Written problem: From the listing that follows, output everything exactly except the pictures.

Exercise inputs:

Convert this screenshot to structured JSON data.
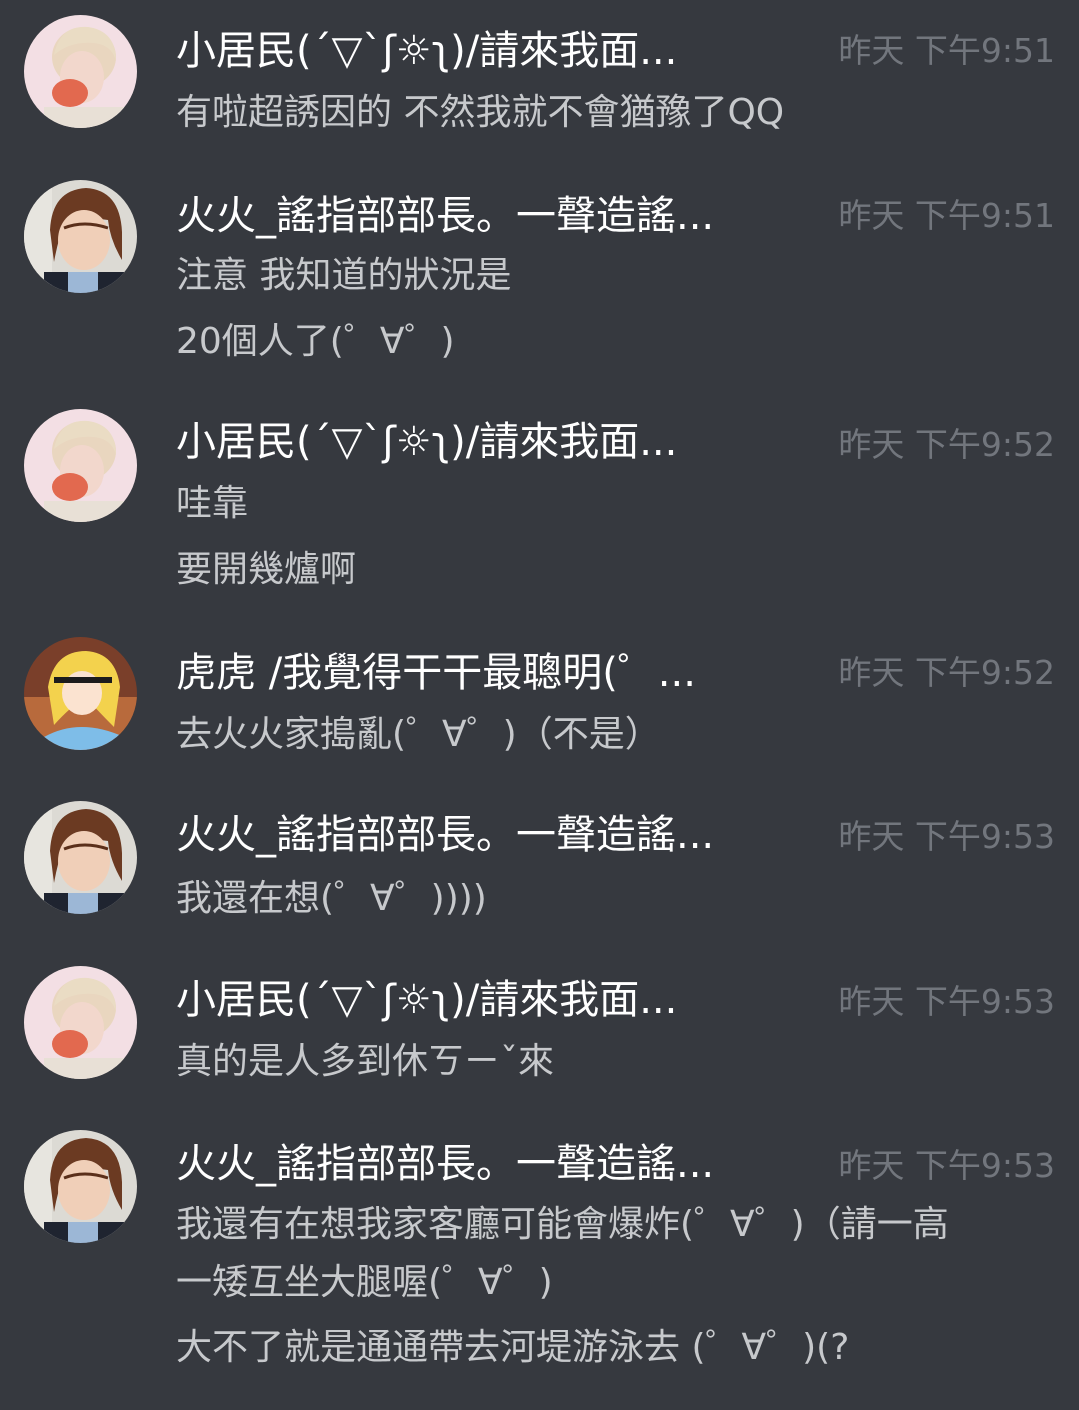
{
  "messages": [
    {
      "author": "小居民(´▽`ʃ☼ʅ)/請來我面...",
      "time": "昨天 下午9:51",
      "avatar": "avatar-blonde-icon",
      "lines": [
        "有啦超誘因的 不然我就不會猶豫了QQ"
      ]
    },
    {
      "author": "火火_謠指部部長。一聲造謠...",
      "time": "昨天 下午9:51",
      "avatar": "avatar-brown-hair-icon",
      "lines": [
        "注意 我知道的狀況是",
        "20個人了(゜∀゜)"
      ]
    },
    {
      "author": "小居民(´▽`ʃ☼ʅ)/請來我面...",
      "time": "昨天 下午9:52",
      "avatar": "avatar-blonde-icon",
      "lines": [
        "哇靠",
        "要開幾爐啊"
      ]
    },
    {
      "author": "虎虎 /我覺得干干最聰明(゜...",
      "time": "昨天 下午9:52",
      "avatar": "avatar-cartoon-alice-icon",
      "lines": [
        "去火火家搗亂(゜∀゜)（不是）"
      ]
    },
    {
      "author": "火火_謠指部部長。一聲造謠...",
      "time": "昨天 下午9:53",
      "avatar": "avatar-brown-hair-icon",
      "lines": [
        "我還在想(゜∀゜))))"
      ]
    },
    {
      "author": "小居民(´▽`ʃ☼ʅ)/請來我面...",
      "time": "昨天 下午9:53",
      "avatar": "avatar-blonde-icon",
      "lines": [
        "真的是人多到休ㄎㄧˇ來"
      ]
    },
    {
      "author": "火火_謠指部部長。一聲造謠...",
      "time": "昨天 下午9:53",
      "avatar": "avatar-brown-hair-icon",
      "lines": [
        "我還有在想我家客廳可能會爆炸(゜∀゜)（請一高",
        "一矮互坐大腿喔(゜∀゜)",
        "大不了就是通通帶去河堤游泳去 (゜∀゜)(?"
      ]
    }
  ]
}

Task solution:
Convert this screenshot to structured JSON data.
{
  "messages": [
    {
      "author": "小居民(´▽`ʃ☼ʅ)/請來我面...",
      "time": "昨天 下午9:51",
      "avatar": "avatar-blonde-icon",
      "lines": [
        "有啦超誘因的 不然我就不會猶豫了QQ"
      ]
    },
    {
      "author": "火火_謠指部部長。一聲造謠...",
      "time": "昨天 下午9:51",
      "avatar": "avatar-brown-hair-icon",
      "lines": [
        "注意 我知道的狀況是",
        "20個人了(゜∀゜)"
      ]
    },
    {
      "author": "小居民(´▽`ʃ☼ʅ)/請來我面...",
      "time": "昨天 下午9:52",
      "avatar": "avatar-blonde-icon",
      "lines": [
        "哇靠",
        "要開幾爐啊"
      ]
    },
    {
      "author": "虎虎 /我覺得干干最聰明(゜...",
      "time": "昨天 下午9:52",
      "avatar": "avatar-cartoon-alice-icon",
      "lines": [
        "去火火家搗亂(゜∀゜)（不是）"
      ]
    },
    {
      "author": "火火_謠指部部長。一聲造謠...",
      "time": "昨天 下午9:53",
      "avatar": "avatar-brown-hair-icon",
      "lines": [
        "我還在想(゜∀゜))))"
      ]
    },
    {
      "author": "小居民(´▽`ʃ☼ʅ)/請來我面...",
      "time": "昨天 下午9:53",
      "avatar": "avatar-blonde-icon",
      "lines": [
        "真的是人多到休ㄎㄧˇ來"
      ]
    },
    {
      "author": "火火_謠指部部長。一聲造謠...",
      "time": "昨天 下午9:53",
      "avatar": "avatar-brown-hair-icon",
      "lines": [
        "我還有在想我家客廳可能會爆炸(゜∀゜)（請一高",
        "一矮互坐大腿喔(゜∀゜)",
        "大不了就是通通帶去河堤游泳去 (゜∀゜)(?"
      ]
    }
  ]
}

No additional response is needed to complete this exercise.